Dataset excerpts
○ ○ ○ ○

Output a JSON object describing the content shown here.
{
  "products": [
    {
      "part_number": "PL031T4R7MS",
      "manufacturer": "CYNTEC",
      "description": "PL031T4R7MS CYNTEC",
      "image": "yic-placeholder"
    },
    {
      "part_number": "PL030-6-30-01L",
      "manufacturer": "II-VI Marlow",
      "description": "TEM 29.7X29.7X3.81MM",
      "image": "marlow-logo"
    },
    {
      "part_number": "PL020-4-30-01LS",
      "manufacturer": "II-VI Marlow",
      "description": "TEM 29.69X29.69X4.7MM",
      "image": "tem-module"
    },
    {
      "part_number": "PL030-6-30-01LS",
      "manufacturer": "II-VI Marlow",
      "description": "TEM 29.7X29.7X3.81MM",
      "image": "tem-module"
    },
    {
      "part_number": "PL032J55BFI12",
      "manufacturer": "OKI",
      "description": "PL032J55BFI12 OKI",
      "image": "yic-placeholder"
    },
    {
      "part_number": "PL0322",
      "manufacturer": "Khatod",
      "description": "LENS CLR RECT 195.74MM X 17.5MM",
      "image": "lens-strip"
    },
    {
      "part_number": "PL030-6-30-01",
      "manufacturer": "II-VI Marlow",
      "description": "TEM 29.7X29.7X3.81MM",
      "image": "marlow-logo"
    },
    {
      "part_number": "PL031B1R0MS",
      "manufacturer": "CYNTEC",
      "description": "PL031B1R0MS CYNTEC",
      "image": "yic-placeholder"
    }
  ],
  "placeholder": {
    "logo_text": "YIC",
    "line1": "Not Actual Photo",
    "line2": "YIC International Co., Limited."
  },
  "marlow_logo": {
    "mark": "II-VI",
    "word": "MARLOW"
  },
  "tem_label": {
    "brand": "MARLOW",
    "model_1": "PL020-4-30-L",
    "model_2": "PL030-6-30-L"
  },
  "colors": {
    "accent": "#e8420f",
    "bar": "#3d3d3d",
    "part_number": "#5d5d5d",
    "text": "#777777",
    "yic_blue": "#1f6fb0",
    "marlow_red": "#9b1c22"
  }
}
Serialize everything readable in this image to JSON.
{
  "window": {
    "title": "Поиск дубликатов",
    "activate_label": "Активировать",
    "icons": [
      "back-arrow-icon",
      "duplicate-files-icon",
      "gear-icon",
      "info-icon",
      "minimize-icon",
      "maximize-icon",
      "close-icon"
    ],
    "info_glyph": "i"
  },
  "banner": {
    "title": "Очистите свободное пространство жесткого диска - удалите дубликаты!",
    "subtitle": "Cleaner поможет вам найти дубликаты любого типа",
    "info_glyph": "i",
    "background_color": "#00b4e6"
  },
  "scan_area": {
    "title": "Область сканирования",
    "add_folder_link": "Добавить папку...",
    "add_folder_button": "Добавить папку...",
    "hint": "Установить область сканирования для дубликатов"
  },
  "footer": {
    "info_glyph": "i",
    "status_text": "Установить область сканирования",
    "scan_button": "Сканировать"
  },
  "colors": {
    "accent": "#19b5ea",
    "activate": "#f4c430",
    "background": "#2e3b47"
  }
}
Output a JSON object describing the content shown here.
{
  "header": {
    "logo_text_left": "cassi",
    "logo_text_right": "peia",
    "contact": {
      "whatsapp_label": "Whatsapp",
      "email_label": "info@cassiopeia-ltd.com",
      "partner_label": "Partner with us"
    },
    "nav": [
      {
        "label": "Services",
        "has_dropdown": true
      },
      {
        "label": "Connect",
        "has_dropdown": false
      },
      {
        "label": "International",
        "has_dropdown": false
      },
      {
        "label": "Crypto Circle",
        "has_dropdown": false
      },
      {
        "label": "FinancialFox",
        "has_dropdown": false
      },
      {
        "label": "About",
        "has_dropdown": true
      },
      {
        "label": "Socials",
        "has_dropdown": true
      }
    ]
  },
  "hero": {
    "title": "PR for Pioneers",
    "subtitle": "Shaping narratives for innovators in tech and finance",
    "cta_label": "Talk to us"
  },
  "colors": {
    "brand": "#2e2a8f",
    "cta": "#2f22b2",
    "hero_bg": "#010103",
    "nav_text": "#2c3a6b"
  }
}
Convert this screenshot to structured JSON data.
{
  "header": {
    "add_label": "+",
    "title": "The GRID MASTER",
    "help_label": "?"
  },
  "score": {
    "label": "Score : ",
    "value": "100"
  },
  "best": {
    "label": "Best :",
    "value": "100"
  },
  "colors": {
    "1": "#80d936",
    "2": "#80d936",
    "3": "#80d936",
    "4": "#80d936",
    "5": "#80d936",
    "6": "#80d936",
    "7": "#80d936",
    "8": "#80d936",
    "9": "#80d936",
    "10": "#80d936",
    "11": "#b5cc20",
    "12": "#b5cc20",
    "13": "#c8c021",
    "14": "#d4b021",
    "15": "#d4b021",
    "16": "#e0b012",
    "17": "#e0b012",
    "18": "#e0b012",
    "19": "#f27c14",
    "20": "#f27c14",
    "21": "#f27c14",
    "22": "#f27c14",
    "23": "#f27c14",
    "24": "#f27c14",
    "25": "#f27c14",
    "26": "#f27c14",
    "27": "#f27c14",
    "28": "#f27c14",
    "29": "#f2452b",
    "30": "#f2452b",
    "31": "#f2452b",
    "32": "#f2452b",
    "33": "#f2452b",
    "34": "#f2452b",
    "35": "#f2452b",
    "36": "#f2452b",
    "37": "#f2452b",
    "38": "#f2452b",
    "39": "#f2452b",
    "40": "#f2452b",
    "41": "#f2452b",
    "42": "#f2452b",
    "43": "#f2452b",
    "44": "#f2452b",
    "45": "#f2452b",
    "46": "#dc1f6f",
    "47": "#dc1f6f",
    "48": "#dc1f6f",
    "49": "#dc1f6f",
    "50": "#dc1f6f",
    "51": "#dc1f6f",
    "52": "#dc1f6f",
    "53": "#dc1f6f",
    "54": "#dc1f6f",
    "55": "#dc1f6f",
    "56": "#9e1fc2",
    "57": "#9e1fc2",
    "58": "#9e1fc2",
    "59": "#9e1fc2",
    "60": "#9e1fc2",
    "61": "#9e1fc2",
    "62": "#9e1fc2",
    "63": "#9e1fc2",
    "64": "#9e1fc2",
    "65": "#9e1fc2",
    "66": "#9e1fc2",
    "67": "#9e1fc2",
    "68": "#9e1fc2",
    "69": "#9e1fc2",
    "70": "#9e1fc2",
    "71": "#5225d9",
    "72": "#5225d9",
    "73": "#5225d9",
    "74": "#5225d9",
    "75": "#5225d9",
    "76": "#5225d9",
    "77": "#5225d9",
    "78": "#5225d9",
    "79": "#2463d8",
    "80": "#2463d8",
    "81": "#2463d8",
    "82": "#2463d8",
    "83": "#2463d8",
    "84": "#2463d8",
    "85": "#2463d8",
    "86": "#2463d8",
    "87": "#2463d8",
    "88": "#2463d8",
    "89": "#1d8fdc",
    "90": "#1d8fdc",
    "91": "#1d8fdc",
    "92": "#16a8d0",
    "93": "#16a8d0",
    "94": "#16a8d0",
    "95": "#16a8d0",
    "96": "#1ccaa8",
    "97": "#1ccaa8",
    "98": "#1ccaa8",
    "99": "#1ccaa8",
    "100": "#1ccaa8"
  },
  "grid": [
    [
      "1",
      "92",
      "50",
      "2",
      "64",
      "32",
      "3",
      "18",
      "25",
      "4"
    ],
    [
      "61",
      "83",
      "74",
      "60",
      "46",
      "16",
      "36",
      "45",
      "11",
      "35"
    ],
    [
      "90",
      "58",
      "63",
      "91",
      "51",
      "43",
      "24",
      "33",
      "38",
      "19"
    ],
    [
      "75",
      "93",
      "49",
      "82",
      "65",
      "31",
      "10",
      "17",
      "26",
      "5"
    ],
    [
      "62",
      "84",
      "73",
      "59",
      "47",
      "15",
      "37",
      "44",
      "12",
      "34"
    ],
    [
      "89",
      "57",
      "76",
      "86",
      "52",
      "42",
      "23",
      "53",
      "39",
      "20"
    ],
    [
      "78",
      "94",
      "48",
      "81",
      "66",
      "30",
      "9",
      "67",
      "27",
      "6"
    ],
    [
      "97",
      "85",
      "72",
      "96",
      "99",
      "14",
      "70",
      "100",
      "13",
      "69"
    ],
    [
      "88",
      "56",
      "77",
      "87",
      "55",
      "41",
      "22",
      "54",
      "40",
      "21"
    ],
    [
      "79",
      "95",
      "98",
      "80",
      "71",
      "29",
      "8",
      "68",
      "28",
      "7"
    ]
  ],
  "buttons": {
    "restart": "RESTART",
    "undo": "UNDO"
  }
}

○ ○ ○ ○

■ TO DO ■
In the lines above, find each one with "дубликаты" and list it.

■ TASK OUTPUT ■
    "title": "Очистите свободное пространство жесткого диска - удалите дубликаты!",
    "subtitle": "Cleaner поможет вам найти дубликаты любого типа",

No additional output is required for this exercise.